Figure content listings:
•••••
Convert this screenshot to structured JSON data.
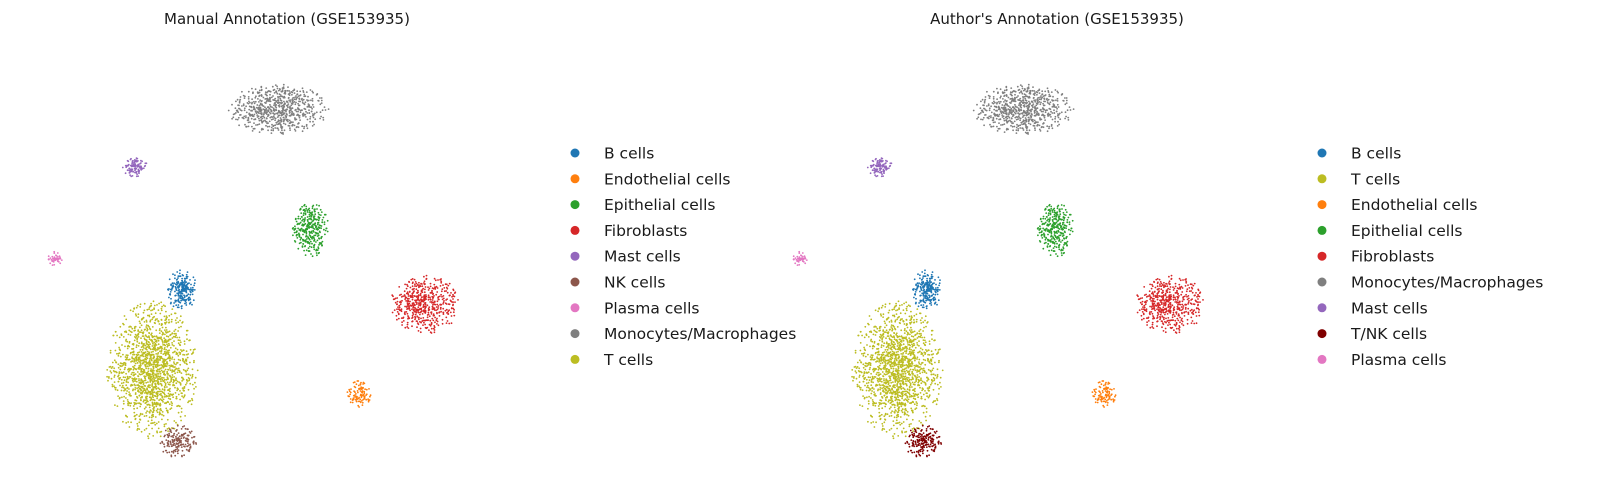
{
  "chart_data": [
    {
      "type": "scatter",
      "title": "Manual Annotation (GSE153935)",
      "xlabel": "",
      "ylabel": "",
      "xlim": [
        0,
        100
      ],
      "ylim": [
        0,
        100
      ],
      "grid": false,
      "axes_visible": false,
      "legend_position": "right",
      "legend": [
        {
          "label": "B cells",
          "color": "#1f77b4"
        },
        {
          "label": "Endothelial cells",
          "color": "#ff7f0e"
        },
        {
          "label": "Epithelial cells",
          "color": "#2ca02c"
        },
        {
          "label": "Fibroblasts",
          "color": "#d62728"
        },
        {
          "label": "Mast cells",
          "color": "#9467bd"
        },
        {
          "label": "NK cells",
          "color": "#8c564b"
        },
        {
          "label": "Plasma cells",
          "color": "#e377c2"
        },
        {
          "label": "Monocytes/Macrophages",
          "color": "#7f7f7f"
        },
        {
          "label": "T cells",
          "color": "#bcbd22"
        }
      ],
      "clusters": [
        {
          "label": "Monocytes/Macrophages",
          "color": "#7f7f7f",
          "cx": 48.6,
          "cy": 85.5,
          "sx": 9.5,
          "sy": 6.0,
          "n": 700
        },
        {
          "label": "Mast cells",
          "color": "#9467bd",
          "cx": 20.6,
          "cy": 71.5,
          "sx": 2.3,
          "sy": 2.5,
          "n": 120
        },
        {
          "label": "Epithelial cells",
          "color": "#2ca02c",
          "cx": 55.0,
          "cy": 56.5,
          "sx": 3.4,
          "sy": 6.8,
          "n": 320
        },
        {
          "label": "Plasma cells",
          "color": "#e377c2",
          "cx": 5.0,
          "cy": 49.0,
          "sx": 1.5,
          "sy": 1.8,
          "n": 50
        },
        {
          "label": "B cells",
          "color": "#1f77b4",
          "cx": 29.8,
          "cy": 41.5,
          "sx": 2.8,
          "sy": 4.8,
          "n": 240
        },
        {
          "label": "Fibroblasts",
          "color": "#d62728",
          "cx": 77.5,
          "cy": 38.0,
          "sx": 6.5,
          "sy": 6.8,
          "n": 520
        },
        {
          "label": "T cells",
          "color": "#bcbd22",
          "cx": 24.0,
          "cy": 22.0,
          "sx": 8.5,
          "sy": 16.0,
          "n": 1500
        },
        {
          "label": "Endothelial cells",
          "color": "#ff7f0e",
          "cx": 64.5,
          "cy": 16.0,
          "sx": 2.2,
          "sy": 3.2,
          "n": 110
        },
        {
          "label": "NK cells",
          "color": "#8c564b",
          "cx": 29.0,
          "cy": 4.5,
          "sx": 3.5,
          "sy": 4.0,
          "n": 170
        }
      ]
    },
    {
      "type": "scatter",
      "title": "Author's Annotation (GSE153935)",
      "xlabel": "",
      "ylabel": "",
      "xlim": [
        0,
        100
      ],
      "ylim": [
        0,
        100
      ],
      "grid": false,
      "axes_visible": false,
      "legend_position": "right",
      "legend": [
        {
          "label": "B cells",
          "color": "#1f77b4"
        },
        {
          "label": "T cells",
          "color": "#bcbd22"
        },
        {
          "label": "Endothelial cells",
          "color": "#ff7f0e"
        },
        {
          "label": "Epithelial cells",
          "color": "#2ca02c"
        },
        {
          "label": "Fibroblasts",
          "color": "#d62728"
        },
        {
          "label": "Monocytes/Macrophages",
          "color": "#7f7f7f"
        },
        {
          "label": "Mast cells",
          "color": "#9467bd"
        },
        {
          "label": "T/NK cells",
          "color": "#800000"
        },
        {
          "label": "Plasma cells",
          "color": "#e377c2"
        }
      ],
      "clusters": [
        {
          "label": "Monocytes/Macrophages",
          "color": "#7f7f7f",
          "cx": 48.6,
          "cy": 85.5,
          "sx": 9.5,
          "sy": 6.0,
          "n": 700
        },
        {
          "label": "Mast cells",
          "color": "#9467bd",
          "cx": 20.6,
          "cy": 71.5,
          "sx": 2.3,
          "sy": 2.5,
          "n": 120
        },
        {
          "label": "Epithelial cells",
          "color": "#2ca02c",
          "cx": 55.0,
          "cy": 56.5,
          "sx": 3.4,
          "sy": 6.8,
          "n": 320
        },
        {
          "label": "Plasma cells",
          "color": "#e377c2",
          "cx": 5.0,
          "cy": 49.0,
          "sx": 1.5,
          "sy": 1.8,
          "n": 50
        },
        {
          "label": "B cells",
          "color": "#1f77b4",
          "cx": 29.8,
          "cy": 41.5,
          "sx": 2.8,
          "sy": 4.8,
          "n": 240
        },
        {
          "label": "Fibroblasts",
          "color": "#d62728",
          "cx": 77.5,
          "cy": 38.0,
          "sx": 6.5,
          "sy": 6.8,
          "n": 520
        },
        {
          "label": "T cells",
          "color": "#bcbd22",
          "cx": 24.0,
          "cy": 22.0,
          "sx": 8.5,
          "sy": 16.0,
          "n": 1500
        },
        {
          "label": "Endothelial cells",
          "color": "#ff7f0e",
          "cx": 64.5,
          "cy": 16.0,
          "sx": 2.2,
          "sy": 3.2,
          "n": 110
        },
        {
          "label": "T/NK cells",
          "color": "#800000",
          "cx": 29.0,
          "cy": 4.5,
          "sx": 3.5,
          "sy": 4.0,
          "n": 190
        }
      ]
    }
  ]
}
•••••
◆ **What to produce**: Return the entries verbatim without images.

◆ **Task output**:
Convert this screenshot to structured JSON data.
{
  "chart_data": [
    {
      "type": "scatter",
      "title": "Manual Annotation (GSE153935)",
      "xlabel": "",
      "ylabel": "",
      "xlim": [
        0,
        100
      ],
      "ylim": [
        0,
        100
      ],
      "grid": false,
      "axes_visible": false,
      "legend_position": "right",
      "legend": [
        {
          "label": "B cells",
          "color": "#1f77b4"
        },
        {
          "label": "Endothelial cells",
          "color": "#ff7f0e"
        },
        {
          "label": "Epithelial cells",
          "color": "#2ca02c"
        },
        {
          "label": "Fibroblasts",
          "color": "#d62728"
        },
        {
          "label": "Mast cells",
          "color": "#9467bd"
        },
        {
          "label": "NK cells",
          "color": "#8c564b"
        },
        {
          "label": "Plasma cells",
          "color": "#e377c2"
        },
        {
          "label": "Monocytes/Macrophages",
          "color": "#7f7f7f"
        },
        {
          "label": "T cells",
          "color": "#bcbd22"
        }
      ],
      "clusters": [
        {
          "label": "Monocytes/Macrophages",
          "color": "#7f7f7f",
          "cx": 48.6,
          "cy": 85.5,
          "sx": 9.5,
          "sy": 6.0,
          "n": 700
        },
        {
          "label": "Mast cells",
          "color": "#9467bd",
          "cx": 20.6,
          "cy": 71.5,
          "sx": 2.3,
          "sy": 2.5,
          "n": 120
        },
        {
          "label": "Epithelial cells",
          "color": "#2ca02c",
          "cx": 55.0,
          "cy": 56.5,
          "sx": 3.4,
          "sy": 6.8,
          "n": 320
        },
        {
          "label": "Plasma cells",
          "color": "#e377c2",
          "cx": 5.0,
          "cy": 49.0,
          "sx": 1.5,
          "sy": 1.8,
          "n": 50
        },
        {
          "label": "B cells",
          "color": "#1f77b4",
          "cx": 29.8,
          "cy": 41.5,
          "sx": 2.8,
          "sy": 4.8,
          "n": 240
        },
        {
          "label": "Fibroblasts",
          "color": "#d62728",
          "cx": 77.5,
          "cy": 38.0,
          "sx": 6.5,
          "sy": 6.8,
          "n": 520
        },
        {
          "label": "T cells",
          "color": "#bcbd22",
          "cx": 24.0,
          "cy": 22.0,
          "sx": 8.5,
          "sy": 16.0,
          "n": 1500
        },
        {
          "label": "Endothelial cells",
          "color": "#ff7f0e",
          "cx": 64.5,
          "cy": 16.0,
          "sx": 2.2,
          "sy": 3.2,
          "n": 110
        },
        {
          "label": "NK cells",
          "color": "#8c564b",
          "cx": 29.0,
          "cy": 4.5,
          "sx": 3.5,
          "sy": 4.0,
          "n": 170
        }
      ]
    },
    {
      "type": "scatter",
      "title": "Author's Annotation (GSE153935)",
      "xlabel": "",
      "ylabel": "",
      "xlim": [
        0,
        100
      ],
      "ylim": [
        0,
        100
      ],
      "grid": false,
      "axes_visible": false,
      "legend_position": "right",
      "legend": [
        {
          "label": "B cells",
          "color": "#1f77b4"
        },
        {
          "label": "T cells",
          "color": "#bcbd22"
        },
        {
          "label": "Endothelial cells",
          "color": "#ff7f0e"
        },
        {
          "label": "Epithelial cells",
          "color": "#2ca02c"
        },
        {
          "label": "Fibroblasts",
          "color": "#d62728"
        },
        {
          "label": "Monocytes/Macrophages",
          "color": "#7f7f7f"
        },
        {
          "label": "Mast cells",
          "color": "#9467bd"
        },
        {
          "label": "T/NK cells",
          "color": "#800000"
        },
        {
          "label": "Plasma cells",
          "color": "#e377c2"
        }
      ],
      "clusters": [
        {
          "label": "Monocytes/Macrophages",
          "color": "#7f7f7f",
          "cx": 48.6,
          "cy": 85.5,
          "sx": 9.5,
          "sy": 6.0,
          "n": 700
        },
        {
          "label": "Mast cells",
          "color": "#9467bd",
          "cx": 20.6,
          "cy": 71.5,
          "sx": 2.3,
          "sy": 2.5,
          "n": 120
        },
        {
          "label": "Epithelial cells",
          "color": "#2ca02c",
          "cx": 55.0,
          "cy": 56.5,
          "sx": 3.4,
          "sy": 6.8,
          "n": 320
        },
        {
          "label": "Plasma cells",
          "color": "#e377c2",
          "cx": 5.0,
          "cy": 49.0,
          "sx": 1.5,
          "sy": 1.8,
          "n": 50
        },
        {
          "label": "B cells",
          "color": "#1f77b4",
          "cx": 29.8,
          "cy": 41.5,
          "sx": 2.8,
          "sy": 4.8,
          "n": 240
        },
        {
          "label": "Fibroblasts",
          "color": "#d62728",
          "cx": 77.5,
          "cy": 38.0,
          "sx": 6.5,
          "sy": 6.8,
          "n": 520
        },
        {
          "label": "T cells",
          "color": "#bcbd22",
          "cx": 24.0,
          "cy": 22.0,
          "sx": 8.5,
          "sy": 16.0,
          "n": 1500
        },
        {
          "label": "Endothelial cells",
          "color": "#ff7f0e",
          "cx": 64.5,
          "cy": 16.0,
          "sx": 2.2,
          "sy": 3.2,
          "n": 110
        },
        {
          "label": "T/NK cells",
          "color": "#800000",
          "cx": 29.0,
          "cy": 4.5,
          "sx": 3.5,
          "sy": 4.0,
          "n": 190
        }
      ]
    }
  ]
}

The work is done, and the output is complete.